## [Goal of the exercise]
Every line of the material that follows must be printed again exactly.

## [Data extract]
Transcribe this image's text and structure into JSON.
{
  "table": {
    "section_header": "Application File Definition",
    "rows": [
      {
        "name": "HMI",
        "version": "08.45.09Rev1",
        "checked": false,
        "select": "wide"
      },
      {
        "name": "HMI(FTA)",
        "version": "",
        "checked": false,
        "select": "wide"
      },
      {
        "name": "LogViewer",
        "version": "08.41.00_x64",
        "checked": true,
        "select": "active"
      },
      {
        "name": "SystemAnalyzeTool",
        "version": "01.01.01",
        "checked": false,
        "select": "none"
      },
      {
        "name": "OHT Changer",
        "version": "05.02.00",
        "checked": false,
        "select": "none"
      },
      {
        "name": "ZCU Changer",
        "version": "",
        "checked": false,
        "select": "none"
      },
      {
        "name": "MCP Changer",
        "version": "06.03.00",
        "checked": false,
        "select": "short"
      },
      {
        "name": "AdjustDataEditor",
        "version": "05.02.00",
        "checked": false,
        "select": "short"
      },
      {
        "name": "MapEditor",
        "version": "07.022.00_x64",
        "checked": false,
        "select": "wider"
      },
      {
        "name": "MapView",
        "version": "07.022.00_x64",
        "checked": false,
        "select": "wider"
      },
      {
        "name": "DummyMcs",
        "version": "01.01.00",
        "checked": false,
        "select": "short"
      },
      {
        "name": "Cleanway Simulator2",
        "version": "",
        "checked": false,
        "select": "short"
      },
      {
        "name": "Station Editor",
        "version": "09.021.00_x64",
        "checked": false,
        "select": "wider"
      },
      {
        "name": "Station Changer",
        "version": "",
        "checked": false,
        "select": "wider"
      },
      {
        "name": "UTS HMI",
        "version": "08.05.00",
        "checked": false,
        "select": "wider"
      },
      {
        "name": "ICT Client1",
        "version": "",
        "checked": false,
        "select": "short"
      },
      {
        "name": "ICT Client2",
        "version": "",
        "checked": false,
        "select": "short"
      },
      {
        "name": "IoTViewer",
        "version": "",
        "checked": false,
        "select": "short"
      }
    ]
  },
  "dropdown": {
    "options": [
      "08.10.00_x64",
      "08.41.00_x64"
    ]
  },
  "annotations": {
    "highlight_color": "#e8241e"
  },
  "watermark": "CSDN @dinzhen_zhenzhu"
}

## [Task result]
Transcribe this image's text and structure into JSON.
{
  "table": {
    "section_header": "Application File Definition",
    "rows": [
      {
        "name": "HMI",
        "version": "08.45.09Rev1",
        "checked": false,
        "select": "wide"
      },
      {
        "name": "HMI(FTA)",
        "version": "",
        "checked": false,
        "select": "wide"
      },
      {
        "name": "LogViewer",
        "version": "08.41.00_x64",
        "checked": true,
        "select": "active"
      },
      {
        "name": "SystemAnalyzeTool",
        "version": "01.01.01",
        "checked": false,
        "select": "none"
      },
      {
        "name": "OHT Changer",
        "version": "05.02.00",
        "checked": false,
        "select": "none"
      },
      {
        "name": "ZCU Changer",
        "version": "",
        "checked": false,
        "select": "none"
      },
      {
        "name": "MCP Changer",
        "version": "06.03.00",
        "checked": false,
        "select": "short"
      },
      {
        "name": "AdjustDataEditor",
        "version": "05.02.00",
        "checked": false,
        "select": "short"
      },
      {
        "name": "MapEditor",
        "version": "07.022.00_x64",
        "checked": false,
        "select": "wider"
      },
      {
        "name": "MapView",
        "version": "07.022.00_x64",
        "checked": false,
        "select": "wider"
      },
      {
        "name": "DummyMcs",
        "version": "01.01.00",
        "checked": false,
        "select": "short"
      },
      {
        "name": "Cleanway Simulator2",
        "version": "",
        "checked": false,
        "select": "short"
      },
      {
        "name": "Station Editor",
        "version": "09.021.00_x64",
        "checked": false,
        "select": "wider"
      },
      {
        "name": "Station Changer",
        "version": "",
        "checked": false,
        "select": "wider"
      },
      {
        "name": "UTS HMI",
        "version": "08.05.00",
        "checked": false,
        "select": "wider"
      },
      {
        "name": "ICT Client1",
        "version": "",
        "checked": false,
        "select": "short"
      },
      {
        "name": "ICT Client2",
        "version": "",
        "checked": false,
        "select": "short"
      },
      {
        "name": "IoTViewer",
        "version": "",
        "checked": false,
        "select": "short"
      }
    ]
  },
  "dropdown": {
    "options": [
      "08.10.00_x64",
      "08.41.00_x64"
    ]
  },
  "annotations": {
    "highlight_color": "#e8241e"
  },
  "watermark": "CSDN @dinzhen_zhenzhu"
}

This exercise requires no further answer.